▸ **EXERCISE AIM**: Update the rows beginning with the line that contains "Patent image size: (1020, 1341)." and ending after the line that contains "The buffer circuit 9 is at (668, 1118).". Replace "circuit diagram" with "schematic diagram" and change nothing else.

▸ **INFORMATION GIVEN**:

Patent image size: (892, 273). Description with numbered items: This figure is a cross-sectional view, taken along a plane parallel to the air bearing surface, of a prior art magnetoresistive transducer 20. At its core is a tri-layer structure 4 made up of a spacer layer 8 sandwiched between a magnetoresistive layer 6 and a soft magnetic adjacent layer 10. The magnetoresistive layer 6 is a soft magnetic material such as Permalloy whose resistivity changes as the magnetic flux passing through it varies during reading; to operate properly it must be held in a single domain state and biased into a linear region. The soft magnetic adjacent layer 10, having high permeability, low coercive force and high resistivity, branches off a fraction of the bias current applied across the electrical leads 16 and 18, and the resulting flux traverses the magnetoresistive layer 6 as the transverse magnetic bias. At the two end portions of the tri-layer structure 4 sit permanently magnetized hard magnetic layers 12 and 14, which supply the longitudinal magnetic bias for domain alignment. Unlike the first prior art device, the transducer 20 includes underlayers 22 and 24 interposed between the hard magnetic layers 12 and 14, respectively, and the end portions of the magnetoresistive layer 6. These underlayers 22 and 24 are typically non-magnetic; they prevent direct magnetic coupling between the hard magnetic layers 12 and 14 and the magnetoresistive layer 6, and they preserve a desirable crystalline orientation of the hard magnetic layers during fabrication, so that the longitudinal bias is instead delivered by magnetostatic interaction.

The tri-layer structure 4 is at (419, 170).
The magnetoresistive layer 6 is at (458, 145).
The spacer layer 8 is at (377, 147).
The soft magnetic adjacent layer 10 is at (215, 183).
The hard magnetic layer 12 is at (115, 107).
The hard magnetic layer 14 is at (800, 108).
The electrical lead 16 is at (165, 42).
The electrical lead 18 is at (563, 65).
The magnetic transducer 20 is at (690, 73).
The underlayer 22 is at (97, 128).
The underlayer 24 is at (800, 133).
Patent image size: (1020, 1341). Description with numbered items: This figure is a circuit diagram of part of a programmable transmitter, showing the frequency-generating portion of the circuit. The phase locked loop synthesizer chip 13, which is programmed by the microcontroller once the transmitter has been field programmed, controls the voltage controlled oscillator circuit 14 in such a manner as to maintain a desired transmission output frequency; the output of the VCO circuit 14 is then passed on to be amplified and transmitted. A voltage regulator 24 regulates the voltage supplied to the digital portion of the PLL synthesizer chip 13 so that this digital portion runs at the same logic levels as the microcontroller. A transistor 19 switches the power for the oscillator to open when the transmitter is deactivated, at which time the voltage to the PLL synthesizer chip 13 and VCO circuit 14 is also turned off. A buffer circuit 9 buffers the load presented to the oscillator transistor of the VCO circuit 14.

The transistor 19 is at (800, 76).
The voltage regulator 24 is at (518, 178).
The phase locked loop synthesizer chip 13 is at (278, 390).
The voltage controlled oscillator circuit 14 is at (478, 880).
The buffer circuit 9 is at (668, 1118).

==

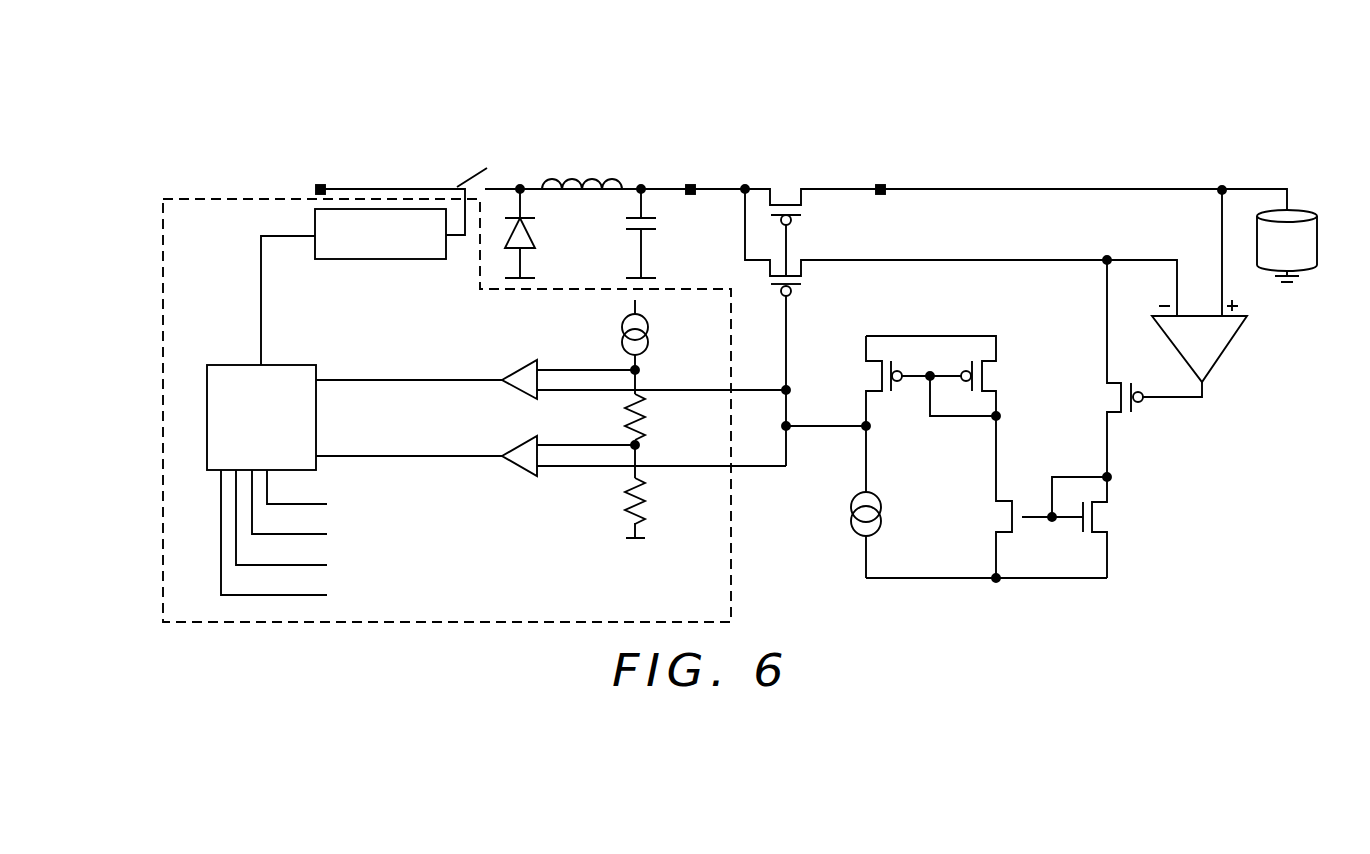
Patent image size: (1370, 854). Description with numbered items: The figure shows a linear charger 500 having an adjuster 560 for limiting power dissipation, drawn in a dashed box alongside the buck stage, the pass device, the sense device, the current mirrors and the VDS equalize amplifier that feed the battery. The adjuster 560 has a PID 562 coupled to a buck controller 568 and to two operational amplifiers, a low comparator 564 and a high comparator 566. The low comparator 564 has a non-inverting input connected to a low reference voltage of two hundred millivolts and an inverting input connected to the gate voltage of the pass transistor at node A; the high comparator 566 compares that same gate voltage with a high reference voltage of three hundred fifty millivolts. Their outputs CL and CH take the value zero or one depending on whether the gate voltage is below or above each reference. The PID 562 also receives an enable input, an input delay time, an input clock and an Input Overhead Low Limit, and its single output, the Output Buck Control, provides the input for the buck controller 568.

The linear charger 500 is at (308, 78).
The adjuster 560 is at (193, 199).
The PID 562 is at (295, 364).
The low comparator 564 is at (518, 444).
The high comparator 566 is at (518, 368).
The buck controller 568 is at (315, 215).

▸ **SOLUTION TO THE EXERCISE**:
Patent image size: (1020, 1341). Description with numbered items: This figure is a schematic diagram of part of a programmable transmitter, showing the frequency-generating portion of the circuit. The phase locked loop synthesizer chip 13, which is programmed by the microcontroller once the transmitter has been field programmed, controls the voltage controlled oscillator circuit 14 in such a manner as to maintain a desired transmission output frequency; the output of the VCO circuit 14 is then passed on to be amplified and transmitted. A voltage regulator 24 regulates the voltage supplied to the digital portion of the PLL synthesizer chip 13 so that this digital portion runs at the same logic levels as the microcontroller. A transistor 19 switches the power for the oscillator to open when the transmitter is deactivated, at which time the voltage to the PLL synthesizer chip 13 and VCO circuit 14 is also turned off. A buffer circuit 9 buffers the load presented to the oscillator transistor of the VCO circuit 14.

The transistor 19 is at (800, 76).
The voltage regulator 24 is at (518, 178).
The phase locked loop synthesizer chip 13 is at (278, 390).
The voltage controlled oscillator circuit 14 is at (478, 880).
The buffer circuit 9 is at (668, 1118).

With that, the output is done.